▶ Estratto del testo
════════
Nel caso delle drupacee uno degli obiettivi è quello di modificale per ottenere un portamento colonnale, in modo da rendere possibile l'allevamento in pareti che siano più facili da potare e da lavorare per la raccolta meccanizzata delle frutta.

Pesco, albicocco e ciliegio saranno poi messi al riparo dalla Shaka (Plum Pox Virus), un virus che è diffuso in tutta Italia e che colpisce le specie fruttifere appartenenti al genere Prunus indebolendo le piante e causando un calo della produttività. Il metodo consiste nel silenziare quei geni che sono essenziali al virus per moltiplicasi all'interno delle cellule della pianta.

Si lavorerà poi per indurre una resistenza dei portainnesti ai nematodi, che oggi causano problemi alle radici degli alberi da frutto, ma anche nel rendere resistenti i meli di varietà note al fungo che causa la ticchiolatura e ai batteri che provocano il fuoco batterico. Sul kiwi invece si vuole intervenire per il contrasto alla batteriosi, oggi la fitopatologia più rilevante per questa coltura.
════════
▶ Righe elencate
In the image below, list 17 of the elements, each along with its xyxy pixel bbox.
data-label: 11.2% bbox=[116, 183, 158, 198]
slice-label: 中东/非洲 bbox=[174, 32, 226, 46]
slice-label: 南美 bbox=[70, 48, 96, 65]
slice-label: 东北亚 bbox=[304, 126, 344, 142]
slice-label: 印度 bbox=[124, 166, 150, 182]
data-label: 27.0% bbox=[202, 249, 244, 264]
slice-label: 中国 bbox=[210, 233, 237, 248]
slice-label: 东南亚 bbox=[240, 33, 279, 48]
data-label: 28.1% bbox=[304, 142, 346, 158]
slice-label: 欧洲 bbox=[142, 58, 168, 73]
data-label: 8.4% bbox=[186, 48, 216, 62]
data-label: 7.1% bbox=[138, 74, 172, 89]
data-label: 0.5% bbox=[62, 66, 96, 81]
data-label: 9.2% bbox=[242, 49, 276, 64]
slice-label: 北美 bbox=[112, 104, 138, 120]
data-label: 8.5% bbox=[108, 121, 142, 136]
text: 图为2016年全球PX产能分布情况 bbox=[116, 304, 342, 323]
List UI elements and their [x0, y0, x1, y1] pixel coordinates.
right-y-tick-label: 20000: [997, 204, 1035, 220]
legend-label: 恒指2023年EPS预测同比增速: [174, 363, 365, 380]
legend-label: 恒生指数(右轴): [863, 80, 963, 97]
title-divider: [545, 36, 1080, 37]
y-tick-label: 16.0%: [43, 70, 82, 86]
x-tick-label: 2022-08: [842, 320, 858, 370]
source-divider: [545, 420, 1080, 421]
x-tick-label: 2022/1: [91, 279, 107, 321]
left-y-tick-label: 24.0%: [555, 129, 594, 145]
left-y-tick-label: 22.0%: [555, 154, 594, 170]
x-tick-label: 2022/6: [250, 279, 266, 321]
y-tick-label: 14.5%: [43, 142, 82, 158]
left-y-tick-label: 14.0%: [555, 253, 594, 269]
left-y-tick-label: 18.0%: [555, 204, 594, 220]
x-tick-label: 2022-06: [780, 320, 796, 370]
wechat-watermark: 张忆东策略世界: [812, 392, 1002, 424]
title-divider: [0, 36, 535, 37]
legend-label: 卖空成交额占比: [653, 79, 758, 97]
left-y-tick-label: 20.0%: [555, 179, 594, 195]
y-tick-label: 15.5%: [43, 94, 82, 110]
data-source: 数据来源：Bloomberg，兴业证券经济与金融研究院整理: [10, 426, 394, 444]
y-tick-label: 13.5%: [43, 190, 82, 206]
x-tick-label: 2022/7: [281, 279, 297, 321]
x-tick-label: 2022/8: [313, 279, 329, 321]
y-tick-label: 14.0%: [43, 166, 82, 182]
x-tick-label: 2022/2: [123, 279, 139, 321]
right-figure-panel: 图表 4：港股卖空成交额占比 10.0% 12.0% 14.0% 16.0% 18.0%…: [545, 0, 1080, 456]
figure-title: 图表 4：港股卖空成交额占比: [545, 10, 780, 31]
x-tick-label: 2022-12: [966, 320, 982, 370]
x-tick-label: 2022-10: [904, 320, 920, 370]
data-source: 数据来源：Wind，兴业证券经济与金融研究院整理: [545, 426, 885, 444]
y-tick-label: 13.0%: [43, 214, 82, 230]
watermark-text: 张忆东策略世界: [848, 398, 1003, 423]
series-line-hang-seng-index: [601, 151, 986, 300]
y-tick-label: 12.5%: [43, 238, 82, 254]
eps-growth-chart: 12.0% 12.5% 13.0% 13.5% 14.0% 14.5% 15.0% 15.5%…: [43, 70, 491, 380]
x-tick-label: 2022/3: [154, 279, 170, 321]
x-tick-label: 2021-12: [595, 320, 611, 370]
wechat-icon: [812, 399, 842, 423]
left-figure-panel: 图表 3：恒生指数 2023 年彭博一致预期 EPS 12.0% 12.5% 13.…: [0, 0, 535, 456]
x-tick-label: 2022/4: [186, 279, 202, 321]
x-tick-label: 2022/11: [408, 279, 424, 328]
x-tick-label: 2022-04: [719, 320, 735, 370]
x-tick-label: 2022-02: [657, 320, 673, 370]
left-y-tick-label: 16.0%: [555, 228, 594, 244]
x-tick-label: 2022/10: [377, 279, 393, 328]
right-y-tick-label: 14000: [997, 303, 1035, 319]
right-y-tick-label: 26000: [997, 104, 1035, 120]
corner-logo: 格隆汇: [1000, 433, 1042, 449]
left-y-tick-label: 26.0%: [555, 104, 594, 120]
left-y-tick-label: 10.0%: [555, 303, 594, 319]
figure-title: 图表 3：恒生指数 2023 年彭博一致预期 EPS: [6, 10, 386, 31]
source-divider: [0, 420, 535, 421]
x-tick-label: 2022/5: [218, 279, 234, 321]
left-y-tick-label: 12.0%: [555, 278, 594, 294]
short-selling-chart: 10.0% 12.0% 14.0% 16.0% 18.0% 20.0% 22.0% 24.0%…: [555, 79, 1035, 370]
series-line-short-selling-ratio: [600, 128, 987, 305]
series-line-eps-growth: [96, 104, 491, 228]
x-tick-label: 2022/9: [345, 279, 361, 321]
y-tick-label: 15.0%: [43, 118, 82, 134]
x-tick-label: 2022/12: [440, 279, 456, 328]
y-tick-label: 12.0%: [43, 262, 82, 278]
════════
▶ Obiettivo dell'esercizio
Puoi proseguire il brano sugli interventi genetici per gli alberi da frutto, a partire dall'ultima frase riportata?

▶ La risposta
Frumenti più produttivi

I ricercatori italiani hanno avuto un ruolo importante nel decodificare il genoma del fumento tenero e di quello duro che per la propria genesi storica hanno un numero molto elevato di geni, di molto superiore rispetto a quelli dell'uomo.

Nell'ambito del progetto Biotech si sta lavorando per selezionare frumenti più produttivi, resistenti alla ruggine e anche idonei ai consumatori celiaci, cercando di eliminare le sequenze tossiche ma mantenendo inalterate le caratteristiche ed i sapori della pasta che conosciamo.
 

Il pomodoro, più buono e duraturo

Oggi una delle tipologie di pomodoro più diffuso nei supermercati è il ciliegino, come il famoso pomodoro di Pachino. Forse non tutti sanno che questo prodotto appartiene alla cultura gastronomica nostrana da soli 'pochi' anni. E' stato infatti selezionato da ricercatori israeliani negli anni Novanta.

Oggi le sfide di miglioramento genetico riguardano principalmente la resistenza ai patogeni e ai parassiti, come le Orobanche. Si lavorerà poi sul gusto, per riscoprire i 'sapori di una volta', e sulla resistenza agli stress idrici, oggi un problema sempre più sentito a causa dei mutamenti del clima.

"Lavoreremo anche per aumentare la shelf life dei pomodori, senza però che a risentirne sia il gusto", spiega Cattivelli. "In questo la grande variabilità genetica del pomodoro viene in nostro soccorso. Abbiamo infatti la possibilità di attingere ad un germoplasma ricchissimo per rendere i pomodori ancora più buoni".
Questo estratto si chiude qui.